··· Given data

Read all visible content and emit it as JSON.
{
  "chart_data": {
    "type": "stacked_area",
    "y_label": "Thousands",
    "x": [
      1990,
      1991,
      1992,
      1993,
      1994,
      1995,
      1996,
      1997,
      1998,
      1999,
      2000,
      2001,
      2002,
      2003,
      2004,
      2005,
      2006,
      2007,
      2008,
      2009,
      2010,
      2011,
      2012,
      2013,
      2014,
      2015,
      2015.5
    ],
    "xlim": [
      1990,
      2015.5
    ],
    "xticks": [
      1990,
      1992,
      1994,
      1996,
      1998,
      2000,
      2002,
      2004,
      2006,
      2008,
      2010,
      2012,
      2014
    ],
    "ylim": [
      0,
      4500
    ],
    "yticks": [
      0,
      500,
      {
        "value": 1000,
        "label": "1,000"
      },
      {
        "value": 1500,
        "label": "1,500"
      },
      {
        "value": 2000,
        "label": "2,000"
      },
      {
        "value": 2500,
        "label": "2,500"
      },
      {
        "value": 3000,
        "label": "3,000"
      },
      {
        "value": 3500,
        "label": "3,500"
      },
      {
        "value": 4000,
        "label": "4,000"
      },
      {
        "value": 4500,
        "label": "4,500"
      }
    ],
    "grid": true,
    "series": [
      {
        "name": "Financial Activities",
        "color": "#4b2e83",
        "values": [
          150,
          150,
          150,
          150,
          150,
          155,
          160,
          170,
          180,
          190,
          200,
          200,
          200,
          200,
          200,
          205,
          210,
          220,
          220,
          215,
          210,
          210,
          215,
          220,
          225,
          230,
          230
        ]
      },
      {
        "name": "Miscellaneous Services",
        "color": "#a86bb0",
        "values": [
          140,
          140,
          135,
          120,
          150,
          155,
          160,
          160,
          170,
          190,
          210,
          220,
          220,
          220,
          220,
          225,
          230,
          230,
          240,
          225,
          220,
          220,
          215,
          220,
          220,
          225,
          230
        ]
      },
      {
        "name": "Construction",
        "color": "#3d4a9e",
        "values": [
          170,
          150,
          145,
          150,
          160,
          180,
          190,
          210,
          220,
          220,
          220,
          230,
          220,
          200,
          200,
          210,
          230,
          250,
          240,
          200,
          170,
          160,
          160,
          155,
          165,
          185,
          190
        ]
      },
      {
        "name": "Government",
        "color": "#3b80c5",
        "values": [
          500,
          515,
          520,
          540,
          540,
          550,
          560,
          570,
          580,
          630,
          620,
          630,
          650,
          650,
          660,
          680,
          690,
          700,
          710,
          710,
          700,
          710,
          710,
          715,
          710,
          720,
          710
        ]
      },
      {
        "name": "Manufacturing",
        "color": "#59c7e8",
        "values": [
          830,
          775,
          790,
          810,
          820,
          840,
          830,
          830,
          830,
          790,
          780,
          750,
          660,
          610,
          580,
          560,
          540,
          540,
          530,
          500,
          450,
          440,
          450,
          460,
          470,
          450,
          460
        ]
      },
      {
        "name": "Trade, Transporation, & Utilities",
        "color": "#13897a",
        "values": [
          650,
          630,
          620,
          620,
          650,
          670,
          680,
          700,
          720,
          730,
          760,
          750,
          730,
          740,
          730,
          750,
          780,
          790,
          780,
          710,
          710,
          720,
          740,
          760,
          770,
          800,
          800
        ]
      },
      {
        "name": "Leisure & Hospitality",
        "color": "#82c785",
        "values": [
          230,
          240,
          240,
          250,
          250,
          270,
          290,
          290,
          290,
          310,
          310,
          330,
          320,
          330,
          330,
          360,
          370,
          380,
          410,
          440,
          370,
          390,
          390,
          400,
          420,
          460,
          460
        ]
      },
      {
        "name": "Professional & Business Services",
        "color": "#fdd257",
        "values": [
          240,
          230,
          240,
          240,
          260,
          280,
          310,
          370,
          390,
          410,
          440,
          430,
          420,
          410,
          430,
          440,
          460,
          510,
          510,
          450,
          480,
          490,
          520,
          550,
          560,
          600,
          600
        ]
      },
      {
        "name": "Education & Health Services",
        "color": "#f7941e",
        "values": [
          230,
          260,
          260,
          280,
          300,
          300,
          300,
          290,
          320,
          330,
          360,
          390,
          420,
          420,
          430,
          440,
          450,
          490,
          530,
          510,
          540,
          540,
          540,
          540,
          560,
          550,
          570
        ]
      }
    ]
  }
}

······

▶ Directive
Copy the records above exactly as they appear.

▶ Written reply
Read all visible content and emit it as JSON.
{
  "chart_data": {
    "type": "stacked_area",
    "y_label": "Thousands",
    "x": [
      1990,
      1991,
      1992,
      1993,
      1994,
      1995,
      1996,
      1997,
      1998,
      1999,
      2000,
      2001,
      2002,
      2003,
      2004,
      2005,
      2006,
      2007,
      2008,
      2009,
      2010,
      2011,
      2012,
      2013,
      2014,
      2015,
      2015.5
    ],
    "xlim": [
      1990,
      2015.5
    ],
    "xticks": [
      1990,
      1992,
      1994,
      1996,
      1998,
      2000,
      2002,
      2004,
      2006,
      2008,
      2010,
      2012,
      2014
    ],
    "ylim": [
      0,
      4500
    ],
    "yticks": [
      0,
      500,
      {
        "value": 1000,
        "label": "1,000"
      },
      {
        "value": 1500,
        "label": "1,500"
      },
      {
        "value": 2000,
        "label": "2,000"
      },
      {
        "value": 2500,
        "label": "2,500"
      },
      {
        "value": 3000,
        "label": "3,000"
      },
      {
        "value": 3500,
        "label": "3,500"
      },
      {
        "value": 4000,
        "label": "4,000"
      },
      {
        "value": 4500,
        "label": "4,500"
      }
    ],
    "grid": true,
    "series": [
      {
        "name": "Financial Activities",
        "color": "#4b2e83",
        "values": [
          150,
          150,
          150,
          150,
          150,
          155,
          160,
          170,
          180,
          190,
          200,
          200,
          200,
          200,
          200,
          205,
          210,
          220,
          220,
          215,
          210,
          210,
          215,
          220,
          225,
          230,
          230
        ]
      },
      {
        "name": "Miscellaneous Services",
        "color": "#a86bb0",
        "values": [
          140,
          140,
          135,
          120,
          150,
          155,
          160,
          160,
          170,
          190,
          210,
          220,
          220,
          220,
          220,
          225,
          230,
          230,
          240,
          225,
          220,
          220,
          215,
          220,
          220,
          225,
          230
        ]
      },
      {
        "name": "Construction",
        "color": "#3d4a9e",
        "values": [
          170,
          150,
          145,
          150,
          160,
          180,
          190,
          210,
          220,
          220,
          220,
          230,
          220,
          200,
          200,
          210,
          230,
          250,
          240,
          200,
          170,
          160,
          160,
          155,
          165,
          185,
          190
        ]
      },
      {
        "name": "Government",
        "color": "#3b80c5",
        "values": [
          500,
          515,
          520,
          540,
          540,
          550,
          560,
          570,
          580,
          630,
          620,
          630,
          650,
          650,
          660,
          680,
          690,
          700,
          710,
          710,
          700,
          710,
          710,
          715,
          710,
          720,
          710
        ]
      },
      {
        "name": "Manufacturing",
        "color": "#59c7e8",
        "values": [
          830,
          775,
          790,
          810,
          820,
          840,
          830,
          830,
          830,
          790,
          780,
          750,
          660,
          610,
          580,
          560,
          540,
          540,
          530,
          500,
          450,
          440,
          450,
          460,
          470,
          450,
          460
        ]
      },
      {
        "name": "Trade, Transporation, & Utilities",
        "color": "#13897a",
        "values": [
          650,
          630,
          620,
          620,
          650,
          670,
          680,
          700,
          720,
          730,
          760,
          750,
          730,
          740,
          730,
          750,
          780,
          790,
          780,
          710,
          710,
          720,
          740,
          760,
          770,
          800,
          800
        ]
      },
      {
        "name": "Leisure & Hospitality",
        "color": "#82c785",
        "values": [
          230,
          240,
          240,
          250,
          250,
          270,
          290,
          290,
          290,
          310,
          310,
          330,
          320,
          330,
          330,
          360,
          370,
          380,
          410,
          440,
          370,
          390,
          390,
          400,
          420,
          460,
          460
        ]
      },
      {
        "name": "Professional & Business Services",
        "color": "#fdd257",
        "values": [
          240,
          230,
          240,
          240,
          260,
          280,
          310,
          370,
          390,
          410,
          440,
          430,
          420,
          410,
          430,
          440,
          460,
          510,
          510,
          450,
          480,
          490,
          520,
          550,
          560,
          600,
          600
        ]
      },
      {
        "name": "Education & Health Services",
        "color": "#f7941e",
        "values": [
          230,
          260,
          260,
          280,
          300,
          300,
          300,
          290,
          320,
          330,
          360,
          390,
          420,
          420,
          430,
          440,
          450,
          490,
          530,
          510,
          540,
          540,
          540,
          540,
          560,
          550,
          570
        ]
      }
    ]
  }
}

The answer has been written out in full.